**Data section:**
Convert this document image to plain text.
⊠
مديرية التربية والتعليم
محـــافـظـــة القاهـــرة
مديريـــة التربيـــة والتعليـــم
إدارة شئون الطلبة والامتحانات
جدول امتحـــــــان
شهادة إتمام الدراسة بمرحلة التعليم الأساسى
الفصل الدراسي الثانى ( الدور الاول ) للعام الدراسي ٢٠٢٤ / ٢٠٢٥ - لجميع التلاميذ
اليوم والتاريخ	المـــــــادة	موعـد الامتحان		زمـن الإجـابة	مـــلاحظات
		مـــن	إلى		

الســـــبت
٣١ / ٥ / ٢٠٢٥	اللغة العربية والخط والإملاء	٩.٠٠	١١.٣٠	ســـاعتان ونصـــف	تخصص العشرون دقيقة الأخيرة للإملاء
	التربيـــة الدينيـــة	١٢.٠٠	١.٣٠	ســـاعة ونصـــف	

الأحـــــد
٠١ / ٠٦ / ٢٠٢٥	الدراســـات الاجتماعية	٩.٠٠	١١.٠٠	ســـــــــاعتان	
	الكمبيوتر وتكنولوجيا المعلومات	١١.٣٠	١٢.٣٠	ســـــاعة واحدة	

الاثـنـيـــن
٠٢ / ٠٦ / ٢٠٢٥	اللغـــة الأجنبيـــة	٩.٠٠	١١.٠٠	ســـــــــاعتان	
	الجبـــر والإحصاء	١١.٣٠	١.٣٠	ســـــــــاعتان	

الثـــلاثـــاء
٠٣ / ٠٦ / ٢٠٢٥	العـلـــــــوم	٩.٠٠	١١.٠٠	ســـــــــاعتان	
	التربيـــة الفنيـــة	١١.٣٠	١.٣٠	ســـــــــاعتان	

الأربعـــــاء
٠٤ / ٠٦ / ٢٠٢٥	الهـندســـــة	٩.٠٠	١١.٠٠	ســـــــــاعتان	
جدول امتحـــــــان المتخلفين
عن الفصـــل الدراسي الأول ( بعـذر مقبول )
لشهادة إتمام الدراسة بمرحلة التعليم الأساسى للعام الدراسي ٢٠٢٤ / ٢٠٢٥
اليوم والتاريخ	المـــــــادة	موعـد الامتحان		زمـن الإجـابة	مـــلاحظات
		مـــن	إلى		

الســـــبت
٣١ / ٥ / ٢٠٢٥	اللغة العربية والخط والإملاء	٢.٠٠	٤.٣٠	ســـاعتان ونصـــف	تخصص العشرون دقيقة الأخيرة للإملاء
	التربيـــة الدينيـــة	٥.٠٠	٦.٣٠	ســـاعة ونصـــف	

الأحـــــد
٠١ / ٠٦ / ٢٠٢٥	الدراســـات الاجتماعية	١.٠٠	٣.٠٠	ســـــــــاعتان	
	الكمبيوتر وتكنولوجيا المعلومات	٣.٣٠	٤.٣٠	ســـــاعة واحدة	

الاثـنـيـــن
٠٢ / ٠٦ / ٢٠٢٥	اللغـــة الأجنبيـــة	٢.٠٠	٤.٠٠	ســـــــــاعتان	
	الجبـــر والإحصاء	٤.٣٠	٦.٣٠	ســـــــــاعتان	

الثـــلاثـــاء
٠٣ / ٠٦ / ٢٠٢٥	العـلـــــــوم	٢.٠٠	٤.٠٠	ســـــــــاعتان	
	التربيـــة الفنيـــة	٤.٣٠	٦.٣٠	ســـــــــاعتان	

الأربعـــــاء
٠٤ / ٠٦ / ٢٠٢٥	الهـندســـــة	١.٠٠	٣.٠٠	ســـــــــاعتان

**Written problem:** Go through the data above and find the lines with the word "الأجنبيـــة". Copy each of those lines.

**Correct answer:**
٠٢ / ٠٦ / ٢٠٢٥	اللغـــة الأجنبيـــة	٩.٠٠	١١.٠٠	ســـــــــاعتان	
٠٢ / ٠٦ / ٢٠٢٥	اللغـــة الأجنبيـــة	٢.٠٠	٤.٠٠	ســـــــــاعتان	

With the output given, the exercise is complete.